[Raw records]
>>>>>

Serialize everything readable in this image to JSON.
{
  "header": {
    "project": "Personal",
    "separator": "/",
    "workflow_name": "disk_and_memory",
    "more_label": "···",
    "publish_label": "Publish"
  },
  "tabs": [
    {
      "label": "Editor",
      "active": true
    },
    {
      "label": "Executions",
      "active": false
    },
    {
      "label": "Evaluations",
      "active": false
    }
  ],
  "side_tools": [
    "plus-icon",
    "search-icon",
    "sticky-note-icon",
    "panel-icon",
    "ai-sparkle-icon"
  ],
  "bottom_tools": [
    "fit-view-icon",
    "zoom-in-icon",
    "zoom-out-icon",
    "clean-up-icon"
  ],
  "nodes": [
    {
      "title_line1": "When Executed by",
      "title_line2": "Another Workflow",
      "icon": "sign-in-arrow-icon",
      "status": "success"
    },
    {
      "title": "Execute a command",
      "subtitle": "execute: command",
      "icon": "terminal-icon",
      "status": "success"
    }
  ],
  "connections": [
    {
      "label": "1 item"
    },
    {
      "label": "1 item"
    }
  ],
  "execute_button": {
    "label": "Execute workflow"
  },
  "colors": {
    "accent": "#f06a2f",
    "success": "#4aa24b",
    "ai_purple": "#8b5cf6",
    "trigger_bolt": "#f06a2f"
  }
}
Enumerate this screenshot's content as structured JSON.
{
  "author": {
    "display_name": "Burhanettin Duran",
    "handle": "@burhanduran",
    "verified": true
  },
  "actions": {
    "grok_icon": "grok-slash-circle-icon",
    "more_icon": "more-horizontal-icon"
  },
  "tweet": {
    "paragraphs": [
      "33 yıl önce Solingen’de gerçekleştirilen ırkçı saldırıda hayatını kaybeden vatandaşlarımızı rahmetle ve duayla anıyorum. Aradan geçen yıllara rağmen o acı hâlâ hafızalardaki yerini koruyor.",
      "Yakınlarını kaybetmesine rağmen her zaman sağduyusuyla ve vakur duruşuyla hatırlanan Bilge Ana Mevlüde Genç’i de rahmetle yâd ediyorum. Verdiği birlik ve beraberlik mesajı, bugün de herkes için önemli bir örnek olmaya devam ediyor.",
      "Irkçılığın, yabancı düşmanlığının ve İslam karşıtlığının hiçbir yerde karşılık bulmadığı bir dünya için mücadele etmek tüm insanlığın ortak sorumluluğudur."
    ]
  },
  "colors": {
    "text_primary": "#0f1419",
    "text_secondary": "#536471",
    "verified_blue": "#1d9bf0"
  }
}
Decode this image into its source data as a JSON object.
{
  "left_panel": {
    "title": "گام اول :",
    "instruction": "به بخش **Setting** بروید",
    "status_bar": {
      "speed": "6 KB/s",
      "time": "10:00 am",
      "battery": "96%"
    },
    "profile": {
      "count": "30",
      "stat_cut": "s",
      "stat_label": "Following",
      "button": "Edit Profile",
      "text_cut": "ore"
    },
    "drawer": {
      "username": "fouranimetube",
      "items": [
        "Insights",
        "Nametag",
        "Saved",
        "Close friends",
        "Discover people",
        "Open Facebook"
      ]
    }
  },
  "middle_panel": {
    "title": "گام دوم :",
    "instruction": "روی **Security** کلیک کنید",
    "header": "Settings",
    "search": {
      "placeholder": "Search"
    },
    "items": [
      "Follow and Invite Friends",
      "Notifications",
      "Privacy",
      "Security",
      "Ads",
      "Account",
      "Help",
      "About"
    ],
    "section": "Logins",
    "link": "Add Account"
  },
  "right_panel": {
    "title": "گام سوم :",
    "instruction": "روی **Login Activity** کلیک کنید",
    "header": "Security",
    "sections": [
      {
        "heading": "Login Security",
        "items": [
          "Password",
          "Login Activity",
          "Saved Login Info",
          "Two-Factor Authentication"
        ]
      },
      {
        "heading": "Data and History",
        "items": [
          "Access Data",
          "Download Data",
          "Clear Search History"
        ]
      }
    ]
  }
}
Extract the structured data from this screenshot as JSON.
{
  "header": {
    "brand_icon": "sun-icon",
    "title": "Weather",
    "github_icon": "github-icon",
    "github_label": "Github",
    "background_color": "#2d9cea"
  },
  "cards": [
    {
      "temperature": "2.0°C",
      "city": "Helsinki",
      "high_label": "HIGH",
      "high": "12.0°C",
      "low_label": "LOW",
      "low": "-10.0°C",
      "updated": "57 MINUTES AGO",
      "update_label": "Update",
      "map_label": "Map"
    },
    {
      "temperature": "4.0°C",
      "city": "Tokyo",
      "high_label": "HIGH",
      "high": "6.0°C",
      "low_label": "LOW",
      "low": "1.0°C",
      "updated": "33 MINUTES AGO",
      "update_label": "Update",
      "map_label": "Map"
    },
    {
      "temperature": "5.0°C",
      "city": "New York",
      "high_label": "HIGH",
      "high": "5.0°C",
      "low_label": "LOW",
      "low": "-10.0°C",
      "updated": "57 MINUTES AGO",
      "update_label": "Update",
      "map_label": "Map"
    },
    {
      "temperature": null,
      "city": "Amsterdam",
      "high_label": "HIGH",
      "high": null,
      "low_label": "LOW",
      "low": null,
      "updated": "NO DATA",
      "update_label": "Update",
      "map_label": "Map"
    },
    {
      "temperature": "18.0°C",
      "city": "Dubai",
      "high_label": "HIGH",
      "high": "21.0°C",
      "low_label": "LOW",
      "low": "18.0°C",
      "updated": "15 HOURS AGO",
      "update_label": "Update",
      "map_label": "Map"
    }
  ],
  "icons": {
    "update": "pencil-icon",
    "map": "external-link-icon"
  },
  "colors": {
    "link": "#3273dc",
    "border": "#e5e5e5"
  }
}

<<<<<

▸ What to produce:
Copy every line verbatim.

▸ Solved exercise:
Serialize everything readable in this image to JSON.
{
  "header": {
    "project": "Personal",
    "separator": "/",
    "workflow_name": "disk_and_memory",
    "more_label": "···",
    "publish_label": "Publish"
  },
  "tabs": [
    {
      "label": "Editor",
      "active": true
    },
    {
      "label": "Executions",
      "active": false
    },
    {
      "label": "Evaluations",
      "active": false
    }
  ],
  "side_tools": [
    "plus-icon",
    "search-icon",
    "sticky-note-icon",
    "panel-icon",
    "ai-sparkle-icon"
  ],
  "bottom_tools": [
    "fit-view-icon",
    "zoom-in-icon",
    "zoom-out-icon",
    "clean-up-icon"
  ],
  "nodes": [
    {
      "title_line1": "When Executed by",
      "title_line2": "Another Workflow",
      "icon": "sign-in-arrow-icon",
      "status": "success"
    },
    {
      "title": "Execute a command",
      "subtitle": "execute: command",
      "icon": "terminal-icon",
      "status": "success"
    }
  ],
  "connections": [
    {
      "label": "1 item"
    },
    {
      "label": "1 item"
    }
  ],
  "execute_button": {
    "label": "Execute workflow"
  },
  "colors": {
    "accent": "#f06a2f",
    "success": "#4aa24b",
    "ai_purple": "#8b5cf6",
    "trigger_bolt": "#f06a2f"
  }
}
Enumerate this screenshot's content as structured JSON.
{
  "author": {
    "display_name": "Burhanettin Duran",
    "handle": "@burhanduran",
    "verified": true
  },
  "actions": {
    "grok_icon": "grok-slash-circle-icon",
    "more_icon": "more-horizontal-icon"
  },
  "tweet": {
    "paragraphs": [
      "33 yıl önce Solingen’de gerçekleştirilen ırkçı saldırıda hayatını kaybeden vatandaşlarımızı rahmetle ve duayla anıyorum. Aradan geçen yıllara rağmen o acı hâlâ hafızalardaki yerini koruyor.",
      "Yakınlarını kaybetmesine rağmen her zaman sağduyusuyla ve vakur duruşuyla hatırlanan Bilge Ana Mevlüde Genç’i de rahmetle yâd ediyorum. Verdiği birlik ve beraberlik mesajı, bugün de herkes için önemli bir örnek olmaya devam ediyor.",
      "Irkçılığın, yabancı düşmanlığının ve İslam karşıtlığının hiçbir yerde karşılık bulmadığı bir dünya için mücadele etmek tüm insanlığın ortak sorumluluğudur."
    ]
  },
  "colors": {
    "text_primary": "#0f1419",
    "text_secondary": "#536471",
    "verified_blue": "#1d9bf0"
  }
}
Decode this image into its source data as a JSON object.
{
  "left_panel": {
    "title": "گام اول :",
    "instruction": "به بخش **Setting** بروید",
    "status_bar": {
      "speed": "6 KB/s",
      "time": "10:00 am",
      "battery": "96%"
    },
    "profile": {
      "count": "30",
      "stat_cut": "s",
      "stat_label": "Following",
      "button": "Edit Profile",
      "text_cut": "ore"
    },
    "drawer": {
      "username": "fouranimetube",
      "items": [
        "Insights",
        "Nametag",
        "Saved",
        "Close friends",
        "Discover people",
        "Open Facebook"
      ]
    }
  },
  "middle_panel": {
    "title": "گام دوم :",
    "instruction": "روی **Security** کلیک کنید",
    "header": "Settings",
    "search": {
      "placeholder": "Search"
    },
    "items": [
      "Follow and Invite Friends",
      "Notifications",
      "Privacy",
      "Security",
      "Ads",
      "Account",
      "Help",
      "About"
    ],
    "section": "Logins",
    "link": "Add Account"
  },
  "right_panel": {
    "title": "گام سوم :",
    "instruction": "روی **Login Activity** کلیک کنید",
    "header": "Security",
    "sections": [
      {
        "heading": "Login Security",
        "items": [
          "Password",
          "Login Activity",
          "Saved Login Info",
          "Two-Factor Authentication"
        ]
      },
      {
        "heading": "Data and History",
        "items": [
          "Access Data",
          "Download Data",
          "Clear Search History"
        ]
      }
    ]
  }
}
Extract the structured data from this screenshot as JSON.
{
  "header": {
    "brand_icon": "sun-icon",
    "title": "Weather",
    "github_icon": "github-icon",
    "github_label": "Github",
    "background_color": "#2d9cea"
  },
  "cards": [
    {
      "temperature": "2.0°C",
      "city": "Helsinki",
      "high_label": "HIGH",
      "high": "12.0°C",
      "low_label": "LOW",
      "low": "-10.0°C",
      "updated": "57 MINUTES AGO",
      "update_label": "Update",
      "map_label": "Map"
    },
    {
      "temperature": "4.0°C",
      "city": "Tokyo",
      "high_label": "HIGH",
      "high": "6.0°C",
      "low_label": "LOW",
      "low": "1.0°C",
      "updated": "33 MINUTES AGO",
      "update_label": "Update",
      "map_label": "Map"
    },
    {
      "temperature": "5.0°C",
      "city": "New York",
      "high_label": "HIGH",
      "high": "5.0°C",
      "low_label": "LOW",
      "low": "-10.0°C",
      "updated": "57 MINUTES AGO",
      "update_label": "Update",
      "map_label": "Map"
    },
    {
      "temperature": null,
      "city": "Amsterdam",
      "high_label": "HIGH",
      "high": null,
      "low_label": "LOW",
      "low": null,
      "updated": "NO DATA",
      "update_label": "Update",
      "map_label": "Map"
    },
    {
      "temperature": "18.0°C",
      "city": "Dubai",
      "high_label": "HIGH",
      "high": "21.0°C",
      "low_label": "LOW",
      "low": "18.0°C",
      "updated": "15 HOURS AGO",
      "update_label": "Update",
      "map_label": "Map"
    }
  ],
  "icons": {
    "update": "pencil-icon",
    "map": "external-link-icon"
  },
  "colors": {
    "link": "#3273dc",
    "border": "#e5e5e5"
  }
}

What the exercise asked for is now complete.